Element and coordinate records:
┌──

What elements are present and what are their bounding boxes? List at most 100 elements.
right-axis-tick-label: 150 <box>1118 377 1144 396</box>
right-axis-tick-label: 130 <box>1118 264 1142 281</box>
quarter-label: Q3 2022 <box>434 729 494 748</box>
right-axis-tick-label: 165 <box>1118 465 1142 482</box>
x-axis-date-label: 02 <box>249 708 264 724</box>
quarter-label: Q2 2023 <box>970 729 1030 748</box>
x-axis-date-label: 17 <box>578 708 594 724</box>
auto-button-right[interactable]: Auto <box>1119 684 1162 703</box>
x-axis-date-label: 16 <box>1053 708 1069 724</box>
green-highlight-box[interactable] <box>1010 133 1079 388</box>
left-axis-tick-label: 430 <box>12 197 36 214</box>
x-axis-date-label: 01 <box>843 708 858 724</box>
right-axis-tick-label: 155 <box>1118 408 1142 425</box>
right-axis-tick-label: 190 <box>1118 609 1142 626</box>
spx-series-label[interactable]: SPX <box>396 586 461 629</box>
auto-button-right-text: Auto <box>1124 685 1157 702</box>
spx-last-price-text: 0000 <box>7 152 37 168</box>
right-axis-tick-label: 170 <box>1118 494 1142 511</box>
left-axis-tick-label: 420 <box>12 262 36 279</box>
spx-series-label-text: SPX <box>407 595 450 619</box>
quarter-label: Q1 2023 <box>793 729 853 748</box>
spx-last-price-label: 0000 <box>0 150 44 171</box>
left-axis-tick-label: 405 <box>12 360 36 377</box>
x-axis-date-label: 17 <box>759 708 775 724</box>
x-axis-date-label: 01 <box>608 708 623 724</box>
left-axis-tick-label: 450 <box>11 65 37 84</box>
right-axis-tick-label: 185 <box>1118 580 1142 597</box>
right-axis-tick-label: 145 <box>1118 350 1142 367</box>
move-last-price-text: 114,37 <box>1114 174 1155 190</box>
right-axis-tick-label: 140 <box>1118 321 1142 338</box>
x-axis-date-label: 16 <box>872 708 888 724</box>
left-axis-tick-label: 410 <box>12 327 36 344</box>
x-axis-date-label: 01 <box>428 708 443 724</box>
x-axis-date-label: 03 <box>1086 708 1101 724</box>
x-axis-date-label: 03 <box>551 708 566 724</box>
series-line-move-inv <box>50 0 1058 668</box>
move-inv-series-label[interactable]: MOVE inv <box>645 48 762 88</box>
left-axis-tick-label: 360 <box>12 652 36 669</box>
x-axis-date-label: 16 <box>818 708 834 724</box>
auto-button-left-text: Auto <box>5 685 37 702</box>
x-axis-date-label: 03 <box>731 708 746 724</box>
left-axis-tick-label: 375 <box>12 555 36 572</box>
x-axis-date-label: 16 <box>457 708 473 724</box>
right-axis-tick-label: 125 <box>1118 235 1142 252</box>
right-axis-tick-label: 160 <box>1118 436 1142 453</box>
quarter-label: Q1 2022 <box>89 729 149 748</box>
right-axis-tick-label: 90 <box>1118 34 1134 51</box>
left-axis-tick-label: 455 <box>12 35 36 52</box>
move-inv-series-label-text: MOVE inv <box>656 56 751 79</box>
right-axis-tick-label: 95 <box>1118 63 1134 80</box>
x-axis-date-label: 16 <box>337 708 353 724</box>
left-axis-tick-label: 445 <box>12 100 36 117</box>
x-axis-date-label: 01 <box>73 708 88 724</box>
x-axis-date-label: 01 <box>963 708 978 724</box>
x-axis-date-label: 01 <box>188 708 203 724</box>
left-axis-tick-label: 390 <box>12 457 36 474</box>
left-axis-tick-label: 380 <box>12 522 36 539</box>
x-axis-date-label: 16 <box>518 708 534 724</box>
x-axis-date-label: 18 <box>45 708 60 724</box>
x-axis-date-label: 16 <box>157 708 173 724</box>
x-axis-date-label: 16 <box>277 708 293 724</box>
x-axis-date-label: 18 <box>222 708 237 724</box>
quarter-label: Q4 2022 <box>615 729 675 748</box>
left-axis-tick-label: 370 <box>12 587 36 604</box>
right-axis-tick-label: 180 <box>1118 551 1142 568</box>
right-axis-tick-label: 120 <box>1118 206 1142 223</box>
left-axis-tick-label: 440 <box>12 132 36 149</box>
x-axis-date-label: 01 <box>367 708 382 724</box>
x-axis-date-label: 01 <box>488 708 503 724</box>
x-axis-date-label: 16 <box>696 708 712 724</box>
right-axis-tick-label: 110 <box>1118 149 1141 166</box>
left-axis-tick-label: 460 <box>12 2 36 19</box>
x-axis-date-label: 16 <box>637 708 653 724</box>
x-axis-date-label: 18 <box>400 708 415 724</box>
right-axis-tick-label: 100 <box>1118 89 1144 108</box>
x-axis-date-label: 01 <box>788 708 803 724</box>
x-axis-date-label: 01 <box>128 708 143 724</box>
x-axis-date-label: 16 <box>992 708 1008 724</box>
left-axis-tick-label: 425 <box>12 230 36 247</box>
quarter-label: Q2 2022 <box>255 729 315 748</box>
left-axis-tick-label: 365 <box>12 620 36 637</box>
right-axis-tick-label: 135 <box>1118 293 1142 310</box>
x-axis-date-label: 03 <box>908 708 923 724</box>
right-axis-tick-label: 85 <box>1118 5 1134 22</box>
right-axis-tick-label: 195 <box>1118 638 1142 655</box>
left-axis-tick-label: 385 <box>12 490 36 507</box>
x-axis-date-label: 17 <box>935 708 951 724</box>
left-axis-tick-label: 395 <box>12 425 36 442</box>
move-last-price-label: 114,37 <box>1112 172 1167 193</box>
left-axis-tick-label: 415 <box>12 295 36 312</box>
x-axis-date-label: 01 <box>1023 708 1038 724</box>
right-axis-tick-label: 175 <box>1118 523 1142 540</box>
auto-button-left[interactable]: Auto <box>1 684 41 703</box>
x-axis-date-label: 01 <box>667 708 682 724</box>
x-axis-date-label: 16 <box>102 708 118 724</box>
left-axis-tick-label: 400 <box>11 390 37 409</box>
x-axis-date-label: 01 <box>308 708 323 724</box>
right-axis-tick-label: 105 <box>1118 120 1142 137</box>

└──

What to work on: Update the listing by replacing "right-axis-tick-label" with "secondary-axis-tick-label" everywhere it occurs, leaving everything else unchanged.

Response to this task:
What elements are present and what are their bounding boxes? List at most 100 elements.
secondary-axis-tick-label: 150 <box>1118 377 1144 396</box>
secondary-axis-tick-label: 130 <box>1118 264 1142 281</box>
quarter-label: Q3 2022 <box>434 729 494 748</box>
secondary-axis-tick-label: 165 <box>1118 465 1142 482</box>
x-axis-date-label: 02 <box>249 708 264 724</box>
quarter-label: Q2 2023 <box>970 729 1030 748</box>
x-axis-date-label: 17 <box>578 708 594 724</box>
auto-button-right[interactable]: Auto <box>1119 684 1162 703</box>
x-axis-date-label: 16 <box>1053 708 1069 724</box>
green-highlight-box[interactable] <box>1010 133 1079 388</box>
left-axis-tick-label: 430 <box>12 197 36 214</box>
x-axis-date-label: 01 <box>843 708 858 724</box>
secondary-axis-tick-label: 155 <box>1118 408 1142 425</box>
secondary-axis-tick-label: 190 <box>1118 609 1142 626</box>
spx-series-label[interactable]: SPX <box>396 586 461 629</box>
auto-button-right-text: Auto <box>1124 685 1157 702</box>
spx-last-price-text: 0000 <box>7 152 37 168</box>
secondary-axis-tick-label: 170 <box>1118 494 1142 511</box>
left-axis-tick-label: 420 <box>12 262 36 279</box>
spx-series-label-text: SPX <box>407 595 450 619</box>
quarter-label: Q1 2023 <box>793 729 853 748</box>
spx-last-price-label: 0000 <box>0 150 44 171</box>
left-axis-tick-label: 405 <box>12 360 36 377</box>
x-axis-date-label: 17 <box>759 708 775 724</box>
x-axis-date-label: 01 <box>608 708 623 724</box>
left-axis-tick-label: 450 <box>11 65 37 84</box>
secondary-axis-tick-label: 185 <box>1118 580 1142 597</box>
secondary-axis-tick-label: 145 <box>1118 350 1142 367</box>
move-last-price-text: 114,37 <box>1114 174 1155 190</box>
secondary-axis-tick-label: 140 <box>1118 321 1142 338</box>
x-axis-date-label: 16 <box>872 708 888 724</box>
left-axis-tick-label: 410 <box>12 327 36 344</box>
x-axis-date-label: 01 <box>428 708 443 724</box>
x-axis-date-label: 03 <box>1086 708 1101 724</box>
x-axis-date-label: 03 <box>551 708 566 724</box>
series-line-move-inv <box>50 0 1058 668</box>
move-inv-series-label[interactable]: MOVE inv <box>645 48 762 88</box>
left-axis-tick-label: 360 <box>12 652 36 669</box>
x-axis-date-label: 16 <box>818 708 834 724</box>
auto-button-left-text: Auto <box>5 685 37 702</box>
x-axis-date-label: 03 <box>731 708 746 724</box>
left-axis-tick-label: 375 <box>12 555 36 572</box>
x-axis-date-label: 16 <box>457 708 473 724</box>
secondary-axis-tick-label: 125 <box>1118 235 1142 252</box>
secondary-axis-tick-label: 160 <box>1118 436 1142 453</box>
quarter-label: Q1 2022 <box>89 729 149 748</box>
secondary-axis-tick-label: 90 <box>1118 34 1134 51</box>
left-axis-tick-label: 455 <box>12 35 36 52</box>
move-inv-series-label-text: MOVE inv <box>656 56 751 79</box>
secondary-axis-tick-label: 95 <box>1118 63 1134 80</box>
x-axis-date-label: 16 <box>337 708 353 724</box>
left-axis-tick-label: 445 <box>12 100 36 117</box>
x-axis-date-label: 01 <box>73 708 88 724</box>
x-axis-date-label: 01 <box>963 708 978 724</box>
x-axis-date-label: 01 <box>188 708 203 724</box>
left-axis-tick-label: 390 <box>12 457 36 474</box>
left-axis-tick-label: 380 <box>12 522 36 539</box>
x-axis-date-label: 16 <box>518 708 534 724</box>
x-axis-date-label: 18 <box>45 708 60 724</box>
x-axis-date-label: 16 <box>157 708 173 724</box>
x-axis-date-label: 16 <box>277 708 293 724</box>
x-axis-date-label: 18 <box>222 708 237 724</box>
quarter-label: Q4 2022 <box>615 729 675 748</box>
left-axis-tick-label: 370 <box>12 587 36 604</box>
secondary-axis-tick-label: 180 <box>1118 551 1142 568</box>
secondary-axis-tick-label: 120 <box>1118 206 1142 223</box>
left-axis-tick-label: 440 <box>12 132 36 149</box>
x-axis-date-label: 01 <box>367 708 382 724</box>
x-axis-date-label: 01 <box>488 708 503 724</box>
x-axis-date-label: 16 <box>696 708 712 724</box>
secondary-axis-tick-label: 110 <box>1118 149 1141 166</box>
left-axis-tick-label: 460 <box>12 2 36 19</box>
x-axis-date-label: 16 <box>637 708 653 724</box>
x-axis-date-label: 18 <box>400 708 415 724</box>
secondary-axis-tick-label: 100 <box>1118 89 1144 108</box>
x-axis-date-label: 01 <box>788 708 803 724</box>
x-axis-date-label: 01 <box>128 708 143 724</box>
x-axis-date-label: 16 <box>992 708 1008 724</box>
left-axis-tick-label: 425 <box>12 230 36 247</box>
quarter-label: Q2 2022 <box>255 729 315 748</box>
left-axis-tick-label: 365 <box>12 620 36 637</box>
secondary-axis-tick-label: 135 <box>1118 293 1142 310</box>
x-axis-date-label: 03 <box>908 708 923 724</box>
secondary-axis-tick-label: 85 <box>1118 5 1134 22</box>
secondary-axis-tick-label: 195 <box>1118 638 1142 655</box>
left-axis-tick-label: 385 <box>12 490 36 507</box>
x-axis-date-label: 17 <box>935 708 951 724</box>
left-axis-tick-label: 395 <box>12 425 36 442</box>
move-last-price-label: 114,37 <box>1112 172 1167 193</box>
left-axis-tick-label: 415 <box>12 295 36 312</box>
x-axis-date-label: 01 <box>1023 708 1038 724</box>
secondary-axis-tick-label: 175 <box>1118 523 1142 540</box>
auto-button-left[interactable]: Auto <box>1 684 41 703</box>
x-axis-date-label: 01 <box>667 708 682 724</box>
x-axis-date-label: 16 <box>102 708 118 724</box>
left-axis-tick-label: 400 <box>11 390 37 409</box>
x-axis-date-label: 01 <box>308 708 323 724</box>
secondary-axis-tick-label: 105 <box>1118 120 1142 137</box>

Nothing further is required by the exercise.